Отрывок текста
Не хотелось, чтобы сложилось впечатление, что заключенный № 30 664 «сотрудничал с администрацией». Это не так. Он был сам по себе: всегда внешне невозмутимый, сдержанный. Как вспоминают те, что были рядом в это печальное время, он ни с кем не сблизился, не имел «закадычных» друзей и, вообще, избегал каких-либо разговоров — как с осужденными, так и с персоналом больницы. Был всегда молчалив, сосредоточен, даже угрюм.
Несмотря на то, что Портер оказался в привилегированном положении, о котором не могли даже мечтать тысячи заключенных — его «коллег»: он не содержался под охраной, мог свободно перемещаться по тюрьме, хорошо питался, жил отдельно (ночь коротал в своей каморке, а днем спал за ширмой в больничной палате)[186], — несвобода тяготила и угнетала его. Большинство из тех, кто писал об У. С. Портере, утверждали, что это было связано с тем, что он был невиновен, но оказался в тюрьме. Мы видим, что это не совсем так. Возможно (и скорее всего), он считал, что его проступок (или проступки) не заслуживает такого сурового наказания, как пятилетнее тюремное заключение. Но он видел — не мог не видеть, что люди, оказавшиеся в застенке, — кто за большее, а кто и за меньшее преступление, — испытывают нечеловеческие муки.

Задание
Извлеките приведенный выше отрывок о пребывании Портера в тюрьме полностью и дословно.

Извлеченный материал
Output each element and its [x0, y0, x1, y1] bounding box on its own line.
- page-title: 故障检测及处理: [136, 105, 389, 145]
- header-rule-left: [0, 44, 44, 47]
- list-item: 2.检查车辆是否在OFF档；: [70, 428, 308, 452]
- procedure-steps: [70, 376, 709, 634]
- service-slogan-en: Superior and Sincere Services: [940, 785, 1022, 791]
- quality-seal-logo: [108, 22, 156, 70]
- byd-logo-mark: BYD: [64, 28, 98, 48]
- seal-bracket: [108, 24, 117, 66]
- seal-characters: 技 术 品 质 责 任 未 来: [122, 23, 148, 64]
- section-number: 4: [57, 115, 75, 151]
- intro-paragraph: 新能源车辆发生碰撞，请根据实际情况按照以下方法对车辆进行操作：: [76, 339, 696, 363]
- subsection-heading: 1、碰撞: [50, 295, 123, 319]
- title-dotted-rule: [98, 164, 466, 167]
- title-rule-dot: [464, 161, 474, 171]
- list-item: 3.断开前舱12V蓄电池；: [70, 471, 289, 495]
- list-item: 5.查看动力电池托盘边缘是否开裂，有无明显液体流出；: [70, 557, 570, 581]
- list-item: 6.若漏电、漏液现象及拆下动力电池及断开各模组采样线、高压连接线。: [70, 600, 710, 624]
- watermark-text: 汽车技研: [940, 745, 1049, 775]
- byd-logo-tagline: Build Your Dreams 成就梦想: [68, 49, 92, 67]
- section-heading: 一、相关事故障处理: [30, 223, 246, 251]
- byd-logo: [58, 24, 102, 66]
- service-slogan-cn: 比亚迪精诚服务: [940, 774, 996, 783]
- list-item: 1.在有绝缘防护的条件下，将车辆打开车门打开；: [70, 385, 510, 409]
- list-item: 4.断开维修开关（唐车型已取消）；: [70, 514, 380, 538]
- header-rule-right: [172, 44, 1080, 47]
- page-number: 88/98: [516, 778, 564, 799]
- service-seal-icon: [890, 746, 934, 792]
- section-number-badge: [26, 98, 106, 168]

Ответ
Не хотелось, чтобы сложилось впечатление, что заключенный № 30 664 «сотрудничал с администрацией». Это не так. Он был сам по себе: всегда внешне невозмутимый, сдержанный. Как вспоминают те, что были рядом в это печальное время, он ни с кем не сблизился, не имел «закадычных» друзей и, вообще, избегал каких-либо разговоров — как с осужденными, так и с персоналом больницы. Был всегда молчалив, сосредоточен, даже угрюм.
Несмотря на то, что Портер оказался в привилегированном положении, о котором не могли даже мечтать тысячи заключенных — его «коллег»: он не содержался под охраной, мог свободно перемещаться по тюрьме, хорошо питался, жил отдельно (ночь коротал в своей каморке, а днем спал за ширмой в больничной палате)[186], — несвобода тяготила и угнетала его. Большинство из тех, кто писал об У. С. Портере, утверждали, что это было связано с тем, что он был невиновен, но оказался в тюрьме. Мы видим, что это не совсем так. Возможно (и скорее всего), он считал, что его проступок (или проступки) не заслуживает такого сурового наказания, как пятилетнее тюремное заключение. Но он видел — не мог не видеть, что люди, оказавшиеся в застенке, — кто за большее, а кто и за меньшее преступление, — испытывают нечеловеческие муки.